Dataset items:

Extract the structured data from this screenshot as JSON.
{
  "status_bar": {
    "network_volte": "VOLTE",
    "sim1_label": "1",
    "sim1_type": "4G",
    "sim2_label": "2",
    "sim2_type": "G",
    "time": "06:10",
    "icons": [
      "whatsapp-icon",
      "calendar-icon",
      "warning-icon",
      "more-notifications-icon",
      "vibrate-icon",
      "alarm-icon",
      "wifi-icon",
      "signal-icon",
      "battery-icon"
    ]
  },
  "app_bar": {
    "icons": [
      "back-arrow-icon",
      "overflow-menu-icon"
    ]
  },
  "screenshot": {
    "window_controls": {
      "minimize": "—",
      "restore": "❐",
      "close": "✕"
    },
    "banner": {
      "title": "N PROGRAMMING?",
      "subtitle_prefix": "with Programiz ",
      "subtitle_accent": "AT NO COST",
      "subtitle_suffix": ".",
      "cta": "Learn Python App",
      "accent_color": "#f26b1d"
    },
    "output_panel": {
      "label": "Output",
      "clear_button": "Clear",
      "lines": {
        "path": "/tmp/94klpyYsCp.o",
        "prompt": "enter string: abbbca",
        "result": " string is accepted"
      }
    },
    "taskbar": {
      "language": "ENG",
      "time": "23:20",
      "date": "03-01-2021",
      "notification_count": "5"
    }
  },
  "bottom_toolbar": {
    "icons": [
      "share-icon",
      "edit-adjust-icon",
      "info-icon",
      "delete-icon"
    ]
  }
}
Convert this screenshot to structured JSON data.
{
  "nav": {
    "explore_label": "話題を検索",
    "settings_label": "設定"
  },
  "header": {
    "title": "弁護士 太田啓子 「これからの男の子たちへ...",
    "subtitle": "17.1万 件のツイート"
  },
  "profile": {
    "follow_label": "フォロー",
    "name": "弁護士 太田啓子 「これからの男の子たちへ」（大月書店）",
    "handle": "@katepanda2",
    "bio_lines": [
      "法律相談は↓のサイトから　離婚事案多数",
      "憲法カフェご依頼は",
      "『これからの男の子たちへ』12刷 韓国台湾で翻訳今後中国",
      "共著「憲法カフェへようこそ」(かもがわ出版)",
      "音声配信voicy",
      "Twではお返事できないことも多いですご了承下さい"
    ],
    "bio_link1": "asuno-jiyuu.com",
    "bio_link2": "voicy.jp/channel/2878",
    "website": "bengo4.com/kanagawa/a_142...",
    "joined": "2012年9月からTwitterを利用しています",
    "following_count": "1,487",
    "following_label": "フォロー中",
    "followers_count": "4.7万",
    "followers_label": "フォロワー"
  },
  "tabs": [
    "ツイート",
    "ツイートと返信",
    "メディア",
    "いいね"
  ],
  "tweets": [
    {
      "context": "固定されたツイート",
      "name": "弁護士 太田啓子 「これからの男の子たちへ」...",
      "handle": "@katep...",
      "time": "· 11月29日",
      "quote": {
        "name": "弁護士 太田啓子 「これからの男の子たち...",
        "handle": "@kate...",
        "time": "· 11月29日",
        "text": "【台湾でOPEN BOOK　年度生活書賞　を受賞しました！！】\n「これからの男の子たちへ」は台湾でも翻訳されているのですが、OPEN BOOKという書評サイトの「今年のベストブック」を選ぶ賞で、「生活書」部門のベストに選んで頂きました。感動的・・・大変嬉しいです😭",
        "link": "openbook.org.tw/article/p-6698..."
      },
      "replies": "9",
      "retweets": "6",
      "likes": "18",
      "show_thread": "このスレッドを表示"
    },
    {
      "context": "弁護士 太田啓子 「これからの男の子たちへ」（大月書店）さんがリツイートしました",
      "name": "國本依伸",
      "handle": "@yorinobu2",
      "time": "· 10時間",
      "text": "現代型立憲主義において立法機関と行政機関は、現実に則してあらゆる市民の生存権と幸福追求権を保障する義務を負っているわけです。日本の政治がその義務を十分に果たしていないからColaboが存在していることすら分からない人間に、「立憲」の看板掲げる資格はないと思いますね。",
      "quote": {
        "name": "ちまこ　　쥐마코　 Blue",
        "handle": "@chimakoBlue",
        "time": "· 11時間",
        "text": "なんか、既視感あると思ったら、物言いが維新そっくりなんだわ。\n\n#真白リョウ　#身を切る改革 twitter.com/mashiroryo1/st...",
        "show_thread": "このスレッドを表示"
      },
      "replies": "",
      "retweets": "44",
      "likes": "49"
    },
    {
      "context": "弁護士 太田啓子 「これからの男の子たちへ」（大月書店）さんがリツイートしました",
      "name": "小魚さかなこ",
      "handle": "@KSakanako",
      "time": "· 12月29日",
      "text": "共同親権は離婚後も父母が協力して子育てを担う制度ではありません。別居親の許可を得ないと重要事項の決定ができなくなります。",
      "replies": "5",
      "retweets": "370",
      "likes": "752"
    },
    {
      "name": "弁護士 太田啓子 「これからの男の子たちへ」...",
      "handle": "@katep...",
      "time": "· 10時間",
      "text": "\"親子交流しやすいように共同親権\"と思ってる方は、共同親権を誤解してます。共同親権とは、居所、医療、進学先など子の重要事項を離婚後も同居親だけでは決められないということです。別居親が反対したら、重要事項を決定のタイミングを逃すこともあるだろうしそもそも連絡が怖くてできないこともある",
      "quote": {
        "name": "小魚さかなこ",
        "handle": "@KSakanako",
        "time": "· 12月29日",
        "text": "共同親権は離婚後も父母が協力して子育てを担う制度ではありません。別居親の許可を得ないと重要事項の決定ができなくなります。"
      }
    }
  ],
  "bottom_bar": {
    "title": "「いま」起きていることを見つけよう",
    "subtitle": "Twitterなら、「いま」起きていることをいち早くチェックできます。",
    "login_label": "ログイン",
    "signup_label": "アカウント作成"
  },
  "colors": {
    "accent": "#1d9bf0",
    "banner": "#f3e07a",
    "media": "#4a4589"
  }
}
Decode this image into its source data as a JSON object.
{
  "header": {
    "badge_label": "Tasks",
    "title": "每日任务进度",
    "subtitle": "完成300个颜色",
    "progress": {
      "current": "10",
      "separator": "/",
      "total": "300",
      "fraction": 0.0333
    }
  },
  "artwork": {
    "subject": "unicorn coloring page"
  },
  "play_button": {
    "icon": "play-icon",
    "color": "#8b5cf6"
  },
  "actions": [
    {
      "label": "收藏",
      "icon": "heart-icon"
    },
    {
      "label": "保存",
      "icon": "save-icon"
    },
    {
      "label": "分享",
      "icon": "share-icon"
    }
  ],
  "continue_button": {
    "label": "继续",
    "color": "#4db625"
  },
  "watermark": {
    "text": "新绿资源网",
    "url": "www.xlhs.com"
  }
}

■ Required work
Find the word "JSON" in the entries above and gather every line that holds it.

■ Correct result
Extract the structured data from this screenshot as JSON.
Convert this screenshot to structured JSON data.
Decode this image into its source data as a JSON object.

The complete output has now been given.